Gather every line from the entries below that includes "والعلاقات".

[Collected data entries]

________

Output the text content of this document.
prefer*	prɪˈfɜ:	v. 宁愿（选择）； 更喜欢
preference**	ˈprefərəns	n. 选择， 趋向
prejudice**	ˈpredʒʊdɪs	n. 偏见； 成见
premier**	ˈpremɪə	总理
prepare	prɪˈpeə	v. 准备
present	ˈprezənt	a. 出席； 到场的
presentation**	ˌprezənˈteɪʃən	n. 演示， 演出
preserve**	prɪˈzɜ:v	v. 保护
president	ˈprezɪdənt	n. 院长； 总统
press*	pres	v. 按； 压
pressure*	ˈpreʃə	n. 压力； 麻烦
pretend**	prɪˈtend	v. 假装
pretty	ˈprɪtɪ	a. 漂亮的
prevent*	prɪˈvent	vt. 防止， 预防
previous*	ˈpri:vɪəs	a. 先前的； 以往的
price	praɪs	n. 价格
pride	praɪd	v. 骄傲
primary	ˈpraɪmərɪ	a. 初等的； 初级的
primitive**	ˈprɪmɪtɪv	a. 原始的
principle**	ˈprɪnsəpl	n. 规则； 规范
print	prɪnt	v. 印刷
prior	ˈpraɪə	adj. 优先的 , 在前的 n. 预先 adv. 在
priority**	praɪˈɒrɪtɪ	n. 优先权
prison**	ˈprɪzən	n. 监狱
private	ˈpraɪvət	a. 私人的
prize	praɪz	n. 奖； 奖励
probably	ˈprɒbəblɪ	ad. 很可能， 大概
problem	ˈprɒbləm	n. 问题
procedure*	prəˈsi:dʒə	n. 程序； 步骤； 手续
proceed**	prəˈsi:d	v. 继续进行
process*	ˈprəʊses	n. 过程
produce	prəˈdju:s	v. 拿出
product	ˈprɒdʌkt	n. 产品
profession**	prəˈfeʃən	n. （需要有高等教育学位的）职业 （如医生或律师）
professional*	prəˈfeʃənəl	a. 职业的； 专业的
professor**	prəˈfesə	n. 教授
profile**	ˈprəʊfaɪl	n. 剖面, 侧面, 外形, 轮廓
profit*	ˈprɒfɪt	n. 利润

________

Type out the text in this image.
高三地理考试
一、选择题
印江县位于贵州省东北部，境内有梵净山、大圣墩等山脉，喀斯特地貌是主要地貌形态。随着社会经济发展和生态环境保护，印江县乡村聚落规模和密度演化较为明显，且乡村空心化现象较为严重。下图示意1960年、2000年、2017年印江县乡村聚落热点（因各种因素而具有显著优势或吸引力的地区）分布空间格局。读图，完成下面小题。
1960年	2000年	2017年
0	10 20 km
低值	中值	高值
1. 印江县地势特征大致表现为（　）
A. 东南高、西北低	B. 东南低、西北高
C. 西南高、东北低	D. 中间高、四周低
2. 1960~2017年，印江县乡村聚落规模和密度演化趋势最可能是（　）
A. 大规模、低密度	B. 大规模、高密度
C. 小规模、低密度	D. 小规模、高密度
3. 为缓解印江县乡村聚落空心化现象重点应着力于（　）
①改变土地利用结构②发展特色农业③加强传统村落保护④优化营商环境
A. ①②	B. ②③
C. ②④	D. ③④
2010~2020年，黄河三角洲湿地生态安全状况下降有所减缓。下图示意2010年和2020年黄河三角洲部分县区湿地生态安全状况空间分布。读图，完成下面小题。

________

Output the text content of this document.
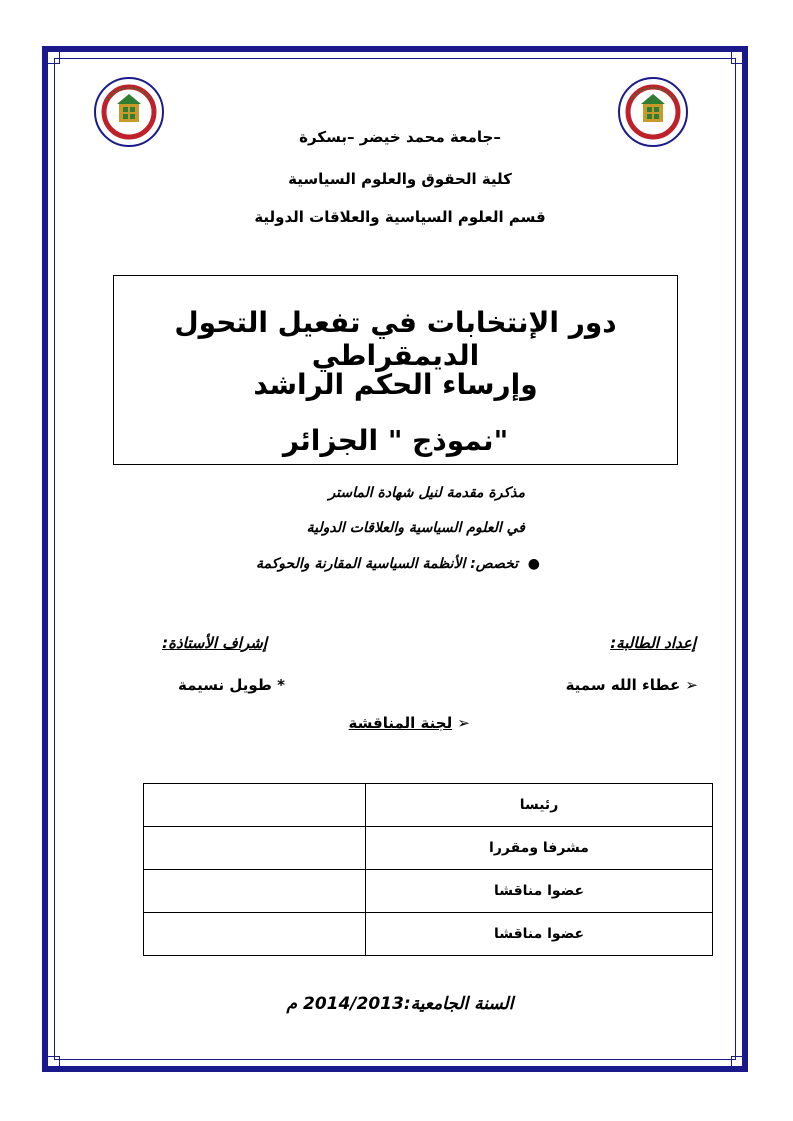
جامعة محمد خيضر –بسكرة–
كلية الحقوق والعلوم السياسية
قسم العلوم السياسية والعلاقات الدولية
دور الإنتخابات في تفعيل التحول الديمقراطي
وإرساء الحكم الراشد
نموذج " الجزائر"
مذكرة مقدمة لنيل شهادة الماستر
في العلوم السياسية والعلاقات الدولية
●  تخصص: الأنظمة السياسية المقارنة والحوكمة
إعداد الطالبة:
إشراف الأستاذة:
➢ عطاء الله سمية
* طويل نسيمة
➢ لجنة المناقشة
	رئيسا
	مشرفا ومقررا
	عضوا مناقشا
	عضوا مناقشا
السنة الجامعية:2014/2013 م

________

■ REPLY
قسم العلوم السياسية والعلاقات الدولية
في العلوم السياسية والعلاقات الدولية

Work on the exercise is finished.